* Supplied entries
================

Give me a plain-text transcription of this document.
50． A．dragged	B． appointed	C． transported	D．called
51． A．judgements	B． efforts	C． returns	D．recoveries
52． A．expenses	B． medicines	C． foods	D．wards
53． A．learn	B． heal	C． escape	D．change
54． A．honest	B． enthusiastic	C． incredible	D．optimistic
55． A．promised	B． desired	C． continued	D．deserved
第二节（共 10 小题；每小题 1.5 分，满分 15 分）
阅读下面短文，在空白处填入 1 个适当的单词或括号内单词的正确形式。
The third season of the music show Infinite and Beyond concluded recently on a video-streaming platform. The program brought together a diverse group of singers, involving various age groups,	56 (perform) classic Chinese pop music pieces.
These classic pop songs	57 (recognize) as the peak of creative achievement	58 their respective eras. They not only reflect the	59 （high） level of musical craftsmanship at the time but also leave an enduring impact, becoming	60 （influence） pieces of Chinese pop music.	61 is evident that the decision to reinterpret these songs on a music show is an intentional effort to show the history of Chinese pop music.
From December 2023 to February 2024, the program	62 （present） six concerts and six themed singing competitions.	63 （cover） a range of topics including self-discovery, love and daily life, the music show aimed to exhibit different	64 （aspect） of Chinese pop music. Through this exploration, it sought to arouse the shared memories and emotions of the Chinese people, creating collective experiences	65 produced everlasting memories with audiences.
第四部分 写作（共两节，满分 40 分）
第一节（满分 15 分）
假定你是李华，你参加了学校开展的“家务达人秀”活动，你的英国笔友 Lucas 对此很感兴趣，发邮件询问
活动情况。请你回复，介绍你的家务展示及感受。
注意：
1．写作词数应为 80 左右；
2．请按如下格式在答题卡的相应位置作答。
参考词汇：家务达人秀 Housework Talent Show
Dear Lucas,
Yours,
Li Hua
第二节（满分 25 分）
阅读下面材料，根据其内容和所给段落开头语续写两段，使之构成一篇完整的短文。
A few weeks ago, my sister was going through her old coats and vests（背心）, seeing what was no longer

================

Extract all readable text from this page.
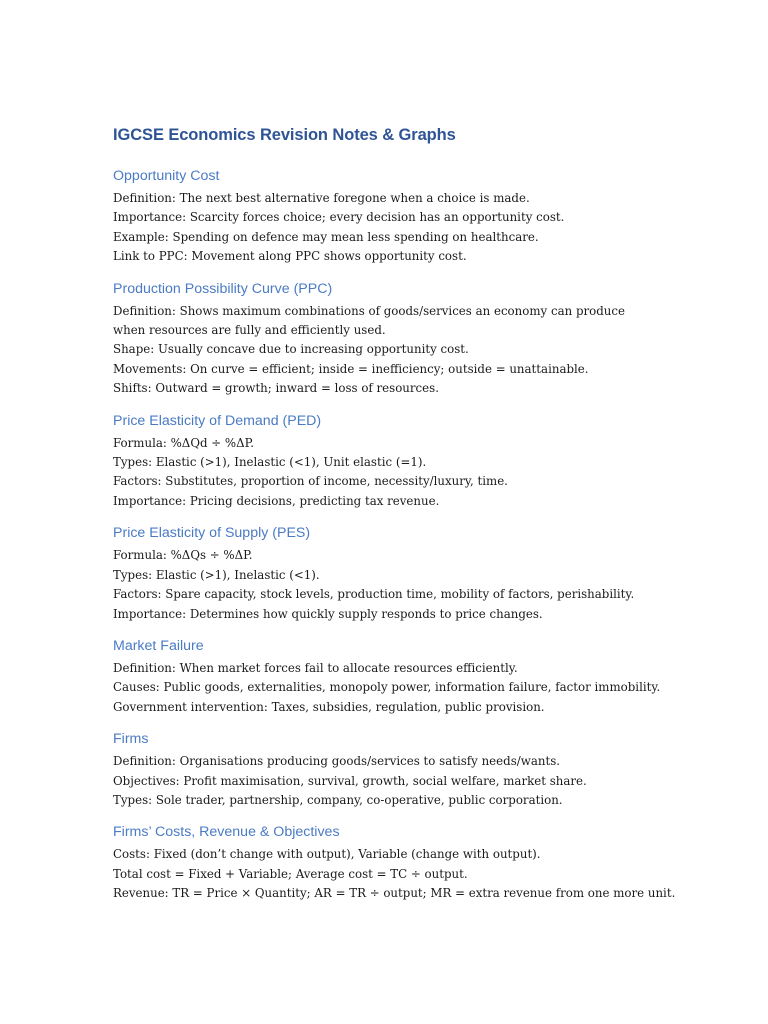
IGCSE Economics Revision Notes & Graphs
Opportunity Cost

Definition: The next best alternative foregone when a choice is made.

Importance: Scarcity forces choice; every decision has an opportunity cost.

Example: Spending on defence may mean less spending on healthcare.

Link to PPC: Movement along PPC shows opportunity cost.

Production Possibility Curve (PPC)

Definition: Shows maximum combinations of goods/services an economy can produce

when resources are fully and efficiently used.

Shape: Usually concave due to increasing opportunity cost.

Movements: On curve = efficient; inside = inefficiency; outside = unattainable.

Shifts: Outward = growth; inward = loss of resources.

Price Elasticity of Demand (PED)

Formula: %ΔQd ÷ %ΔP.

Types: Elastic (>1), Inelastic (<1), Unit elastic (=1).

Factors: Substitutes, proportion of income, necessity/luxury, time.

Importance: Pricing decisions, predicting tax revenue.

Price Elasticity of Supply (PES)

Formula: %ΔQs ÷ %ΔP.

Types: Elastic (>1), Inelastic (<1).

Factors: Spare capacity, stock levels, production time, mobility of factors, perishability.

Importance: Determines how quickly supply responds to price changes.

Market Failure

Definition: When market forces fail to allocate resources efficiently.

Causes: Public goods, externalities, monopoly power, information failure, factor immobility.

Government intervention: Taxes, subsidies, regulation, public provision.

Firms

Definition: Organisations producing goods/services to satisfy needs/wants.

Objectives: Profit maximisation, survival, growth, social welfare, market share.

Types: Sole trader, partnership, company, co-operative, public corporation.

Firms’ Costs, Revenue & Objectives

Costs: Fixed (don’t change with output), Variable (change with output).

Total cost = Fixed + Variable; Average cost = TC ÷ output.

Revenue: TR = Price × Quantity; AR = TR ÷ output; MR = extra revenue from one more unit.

================

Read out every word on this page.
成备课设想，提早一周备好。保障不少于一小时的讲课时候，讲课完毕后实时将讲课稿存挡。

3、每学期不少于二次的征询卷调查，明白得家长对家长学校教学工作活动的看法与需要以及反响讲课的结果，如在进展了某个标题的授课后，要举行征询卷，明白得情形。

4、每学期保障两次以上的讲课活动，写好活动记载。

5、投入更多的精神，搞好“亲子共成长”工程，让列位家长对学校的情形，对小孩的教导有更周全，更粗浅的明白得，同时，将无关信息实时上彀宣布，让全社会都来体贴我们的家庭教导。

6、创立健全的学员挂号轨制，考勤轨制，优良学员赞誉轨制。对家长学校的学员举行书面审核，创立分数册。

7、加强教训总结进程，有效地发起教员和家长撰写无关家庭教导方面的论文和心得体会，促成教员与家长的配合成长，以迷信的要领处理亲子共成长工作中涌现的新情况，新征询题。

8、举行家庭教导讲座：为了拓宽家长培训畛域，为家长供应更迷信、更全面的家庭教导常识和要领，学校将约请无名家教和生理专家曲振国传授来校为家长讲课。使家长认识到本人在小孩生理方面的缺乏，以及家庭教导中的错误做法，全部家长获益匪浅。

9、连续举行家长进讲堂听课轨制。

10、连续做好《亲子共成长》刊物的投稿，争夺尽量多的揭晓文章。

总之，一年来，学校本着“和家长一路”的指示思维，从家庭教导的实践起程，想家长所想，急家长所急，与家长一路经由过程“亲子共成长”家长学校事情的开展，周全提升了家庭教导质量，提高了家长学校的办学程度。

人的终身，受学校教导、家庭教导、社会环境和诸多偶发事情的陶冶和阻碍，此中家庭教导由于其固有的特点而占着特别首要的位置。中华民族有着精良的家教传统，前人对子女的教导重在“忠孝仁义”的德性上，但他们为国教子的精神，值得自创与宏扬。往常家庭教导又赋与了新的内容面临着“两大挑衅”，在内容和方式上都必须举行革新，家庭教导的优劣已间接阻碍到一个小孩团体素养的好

================

* Task description
Work through the records above line by line and count those that hold the string "with". Give only the result.

* The result
2